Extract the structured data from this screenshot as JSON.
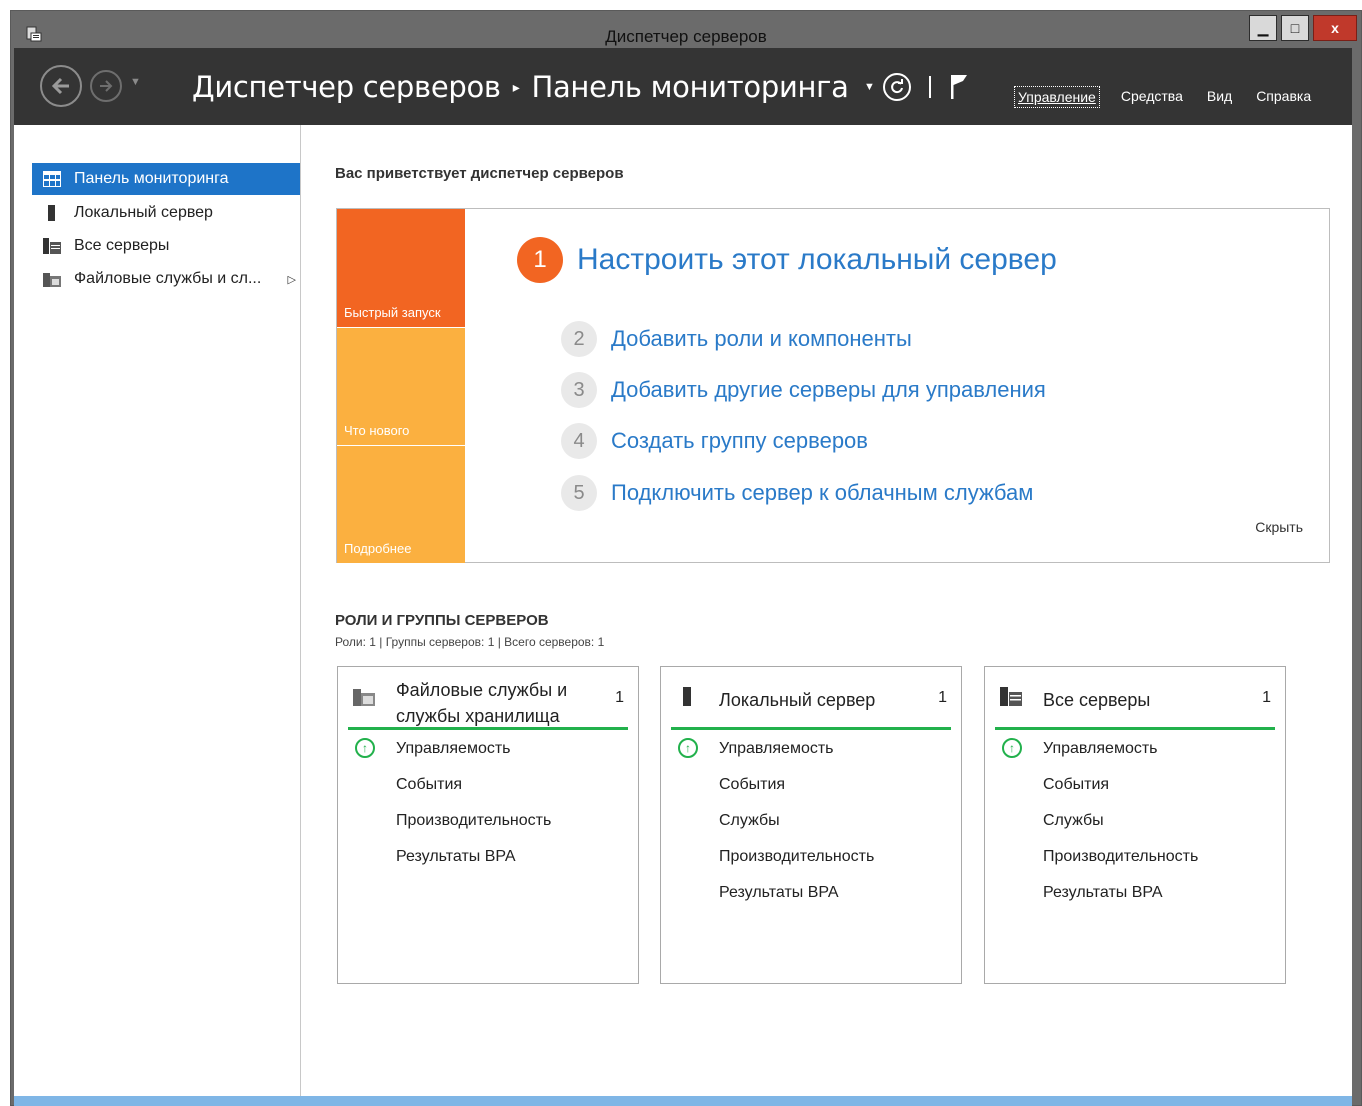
{
  "window": {
    "title": "Диспетчер серверов",
    "minimize_glyph": "▁",
    "maximize_glyph": "□",
    "close_glyph": "x"
  },
  "header": {
    "breadcrumb_root": "Диспетчер серверов",
    "breadcrumb_separator": "▸",
    "breadcrumb_current": "Панель мониторинга",
    "menu": [
      "Управление",
      "Средства",
      "Вид",
      "Справка"
    ]
  },
  "sidebar": {
    "items": [
      {
        "label": "Панель мониторинга",
        "icon": "dashboard-grid-icon",
        "active": true
      },
      {
        "label": "Локальный сервер",
        "icon": "server-icon",
        "active": false
      },
      {
        "label": "Все серверы",
        "icon": "servers-icon",
        "active": false
      },
      {
        "label": "Файловые службы и сл...",
        "icon": "file-services-icon",
        "active": false
      }
    ]
  },
  "welcome": {
    "title": "Вас приветствует диспетчер серверов",
    "tiles": [
      "Быстрый запуск",
      "Что нового",
      "Подробнее"
    ],
    "main_step": {
      "num": "1",
      "label": "Настроить этот локальный сервер"
    },
    "steps": [
      {
        "num": "2",
        "label": "Добавить роли и компоненты"
      },
      {
        "num": "3",
        "label": "Добавить другие серверы для управления"
      },
      {
        "num": "4",
        "label": "Создать группу серверов"
      },
      {
        "num": "5",
        "label": "Подключить сервер к облачным службам"
      }
    ],
    "hide_label": "Скрыть"
  },
  "roles": {
    "title": "РОЛИ И ГРУППЫ СЕРВЕРОВ",
    "subtitle": "Роли: 1 | Группы серверов: 1 | Всего серверов: 1",
    "cards": [
      {
        "title": "Файловые службы и службы хранилища",
        "count": "1",
        "icon": "file-services-icon",
        "rows": [
          "Управляемость",
          "События",
          "Производительность",
          "Результаты BPA"
        ]
      },
      {
        "title": "Локальный сервер",
        "count": "1",
        "icon": "server-icon",
        "rows": [
          "Управляемость",
          "События",
          "Службы",
          "Производительность",
          "Результаты BPA"
        ]
      },
      {
        "title": "Все серверы",
        "count": "1",
        "icon": "servers-icon",
        "rows": [
          "Управляемость",
          "События",
          "Службы",
          "Производительность",
          "Результаты BPA"
        ]
      }
    ]
  },
  "colors": {
    "accent_blue": "#1e74c8",
    "link_blue": "#2a7ac8",
    "orange": "#f26522",
    "light_orange": "#fbb040",
    "status_green": "#22b14c",
    "header_dark": "#343434"
  }
}
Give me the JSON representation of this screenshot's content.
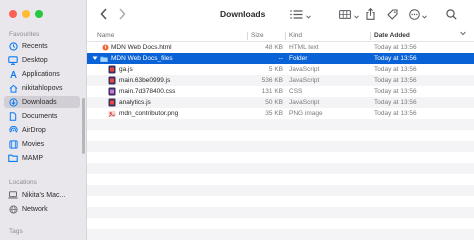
{
  "window": {
    "title": "Downloads"
  },
  "sidebar": {
    "favourites_title": "Favourites",
    "favourites": [
      {
        "label": "Recents",
        "icon": "clock-icon"
      },
      {
        "label": "Desktop",
        "icon": "desktop-icon"
      },
      {
        "label": "Applications",
        "icon": "applications-icon"
      },
      {
        "label": "nikitahlopovs",
        "icon": "home-icon"
      },
      {
        "label": "Downloads",
        "icon": "download-icon",
        "active": true
      },
      {
        "label": "Documents",
        "icon": "document-icon"
      },
      {
        "label": "AirDrop",
        "icon": "airdrop-icon"
      },
      {
        "label": "Movies",
        "icon": "film-icon"
      },
      {
        "label": "MAMP",
        "icon": "folder-icon"
      }
    ],
    "locations_title": "Locations",
    "locations": [
      {
        "label": "Nikita's Mac...",
        "icon": "laptop-icon"
      },
      {
        "label": "Network",
        "icon": "globe-icon"
      }
    ],
    "tags_title": "Tags"
  },
  "columns": {
    "name": "Name",
    "size": "Size",
    "kind": "Kind",
    "date_added": "Date Added"
  },
  "files": [
    {
      "name": "MDN Web Docs.html",
      "size": "48 KB",
      "kind": "HTML text",
      "date": "Today at 13:56",
      "icon": "html-file-icon"
    },
    {
      "name": "MDN Web Docs_files",
      "size": "--",
      "kind": "Folder",
      "date": "Today at 13:56",
      "icon": "folder-icon",
      "selected": true,
      "expanded": true
    },
    {
      "name": "ga.js",
      "size": "5 KB",
      "kind": "JavaScript",
      "date": "Today at 13:56",
      "icon": "js-file-icon"
    },
    {
      "name": "main.63be0999.js",
      "size": "536 KB",
      "kind": "JavaScript",
      "date": "Today at 13:56",
      "icon": "js-file-icon"
    },
    {
      "name": "main.7d378400.css",
      "size": "131 KB",
      "kind": "CSS",
      "date": "Today at 13:56",
      "icon": "css-file-icon"
    },
    {
      "name": "analytics.js",
      "size": "50 KB",
      "kind": "JavaScript",
      "date": "Today at 13:56",
      "icon": "js-file-icon"
    },
    {
      "name": "mdn_contributor.png",
      "size": "35 KB",
      "kind": "PNG image",
      "date": "Today at 13:56",
      "icon": "png-file-icon"
    }
  ],
  "colors": {
    "selection": "#0a63d6",
    "sidebar_bg": "#e9e7ec",
    "folder": "#3d9ef5"
  }
}
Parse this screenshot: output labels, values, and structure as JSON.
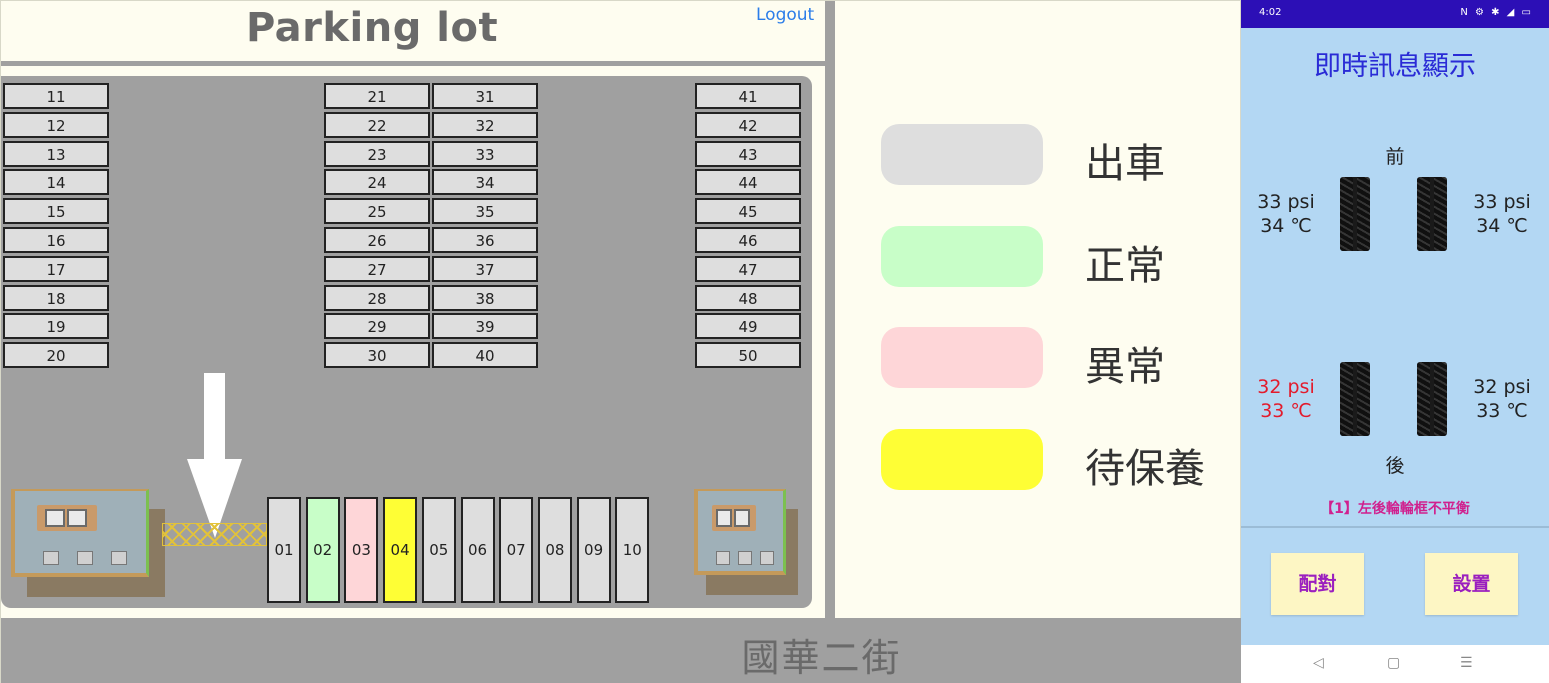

━━━━━━━━━━

§ **Task statement**:
Copy the listing word for word, excluding its pictures.

§ **Solved problem**:
Extract the structured data from this screenshot as JSON.
{
  "window": {
    "title": "Диспетчер серверов",
    "minimize_glyph": "▁",
    "maximize_glyph": "□",
    "close_glyph": "x"
  },
  "header": {
    "breadcrumb_root": "Диспетчер серверов",
    "breadcrumb_separator": "▸",
    "breadcrumb_current": "Панель мониторинга",
    "menu": [
      "Управление",
      "Средства",
      "Вид",
      "Справка"
    ]
  },
  "sidebar": {
    "items": [
      {
        "label": "Панель мониторинга",
        "icon": "dashboard-grid-icon",
        "active": true
      },
      {
        "label": "Локальный сервер",
        "icon": "server-icon",
        "active": false
      },
      {
        "label": "Все серверы",
        "icon": "servers-icon",
        "active": false
      },
      {
        "label": "Файловые службы и сл...",
        "icon": "file-services-icon",
        "active": false
      }
    ]
  },
  "welcome": {
    "title": "Вас приветствует диспетчер серверов",
    "tiles": [
      "Быстрый запуск",
      "Что нового",
      "Подробнее"
    ],
    "main_step": {
      "num": "1",
      "label": "Настроить этот локальный сервер"
    },
    "steps": [
      {
        "num": "2",
        "label": "Добавить роли и компоненты"
      },
      {
        "num": "3",
        "label": "Добавить другие серверы для управления"
      },
      {
        "num": "4",
        "label": "Создать группу серверов"
      },
      {
        "num": "5",
        "label": "Подключить сервер к облачным службам"
      }
    ],
    "hide_label": "Скрыть"
  },
  "roles": {
    "title": "РОЛИ И ГРУППЫ СЕРВЕРОВ",
    "subtitle": "Роли: 1 | Группы серверов: 1 | Всего серверов: 1",
    "cards": [
      {
        "title": "Файловые службы и службы хранилища",
        "count": "1",
        "icon": "file-services-icon",
        "rows": [
          "Управляемость",
          "События",
          "Производительность",
          "Результаты BPA"
        ]
      },
      {
        "title": "Локальный сервер",
        "count": "1",
        "icon": "server-icon",
        "rows": [
          "Управляемость",
          "События",
          "Службы",
          "Производительность",
          "Результаты BPA"
        ]
      },
      {
        "title": "Все серверы",
        "count": "1",
        "icon": "servers-icon",
        "rows": [
          "Управляемость",
          "События",
          "Службы",
          "Производительность",
          "Результаты BPA"
        ]
      }
    ]
  },
  "colors": {
    "accent_blue": "#1e74c8",
    "link_blue": "#2a7ac8",
    "orange": "#f26522",
    "light_orange": "#fbb040",
    "status_green": "#22b14c",
    "header_dark": "#343434"
  }
}
Give me the JSON representation of this screenshot's content.
{
  "window": {
    "title": "Downloads"
  },
  "sidebar": {
    "favourites_title": "Favourites",
    "favourites": [
      {
        "label": "Recents",
        "icon": "clock-icon"
      },
      {
        "label": "Desktop",
        "icon": "desktop-icon"
      },
      {
        "label": "Applications",
        "icon": "applications-icon"
      },
      {
        "label": "nikitahlopovs",
        "icon": "home-icon"
      },
      {
        "label": "Downloads",
        "icon": "download-icon",
        "active": true
      },
      {
        "label": "Documents",
        "icon": "document-icon"
      },
      {
        "label": "AirDrop",
        "icon": "airdrop-icon"
      },
      {
        "label": "Movies",
        "icon": "film-icon"
      },
      {
        "label": "MAMP",
        "icon": "folder-icon"
      }
    ],
    "locations_title": "Locations",
    "locations": [
      {
        "label": "Nikita's Mac...",
        "icon": "laptop-icon"
      },
      {
        "label": "Network",
        "icon": "globe-icon"
      }
    ],
    "tags_title": "Tags"
  },
  "columns": {
    "name": "Name",
    "size": "Size",
    "kind": "Kind",
    "date_added": "Date Added"
  },
  "files": [
    {
      "name": "MDN Web Docs.html",
      "size": "48 KB",
      "kind": "HTML text",
      "date": "Today at 13:56",
      "icon": "html-file-icon"
    },
    {
      "name": "MDN Web Docs_files",
      "size": "--",
      "kind": "Folder",
      "date": "Today at 13:56",
      "icon": "folder-icon",
      "selected": true,
      "expanded": true
    },
    {
      "name": "ga.js",
      "size": "5 KB",
      "kind": "JavaScript",
      "date": "Today at 13:56",
      "icon": "js-file-icon"
    },
    {
      "name": "main.63be0999.js",
      "size": "536 KB",
      "kind": "JavaScript",
      "date": "Today at 13:56",
      "icon": "js-file-icon"
    },
    {
      "name": "main.7d378400.css",
      "size": "131 KB",
      "kind": "CSS",
      "date": "Today at 13:56",
      "icon": "css-file-icon"
    },
    {
      "name": "analytics.js",
      "size": "50 KB",
      "kind": "JavaScript",
      "date": "Today at 13:56",
      "icon": "js-file-icon"
    },
    {
      "name": "mdn_contributor.png",
      "size": "35 KB",
      "kind": "PNG image",
      "date": "Today at 13:56",
      "icon": "png-file-icon"
    }
  ],
  "colors": {
    "selection": "#0a63d6",
    "sidebar_bg": "#e9e7ec",
    "folder": "#3d9ef5"
  }
}
Parse this screenshot: output labels, values, and structure as JSON.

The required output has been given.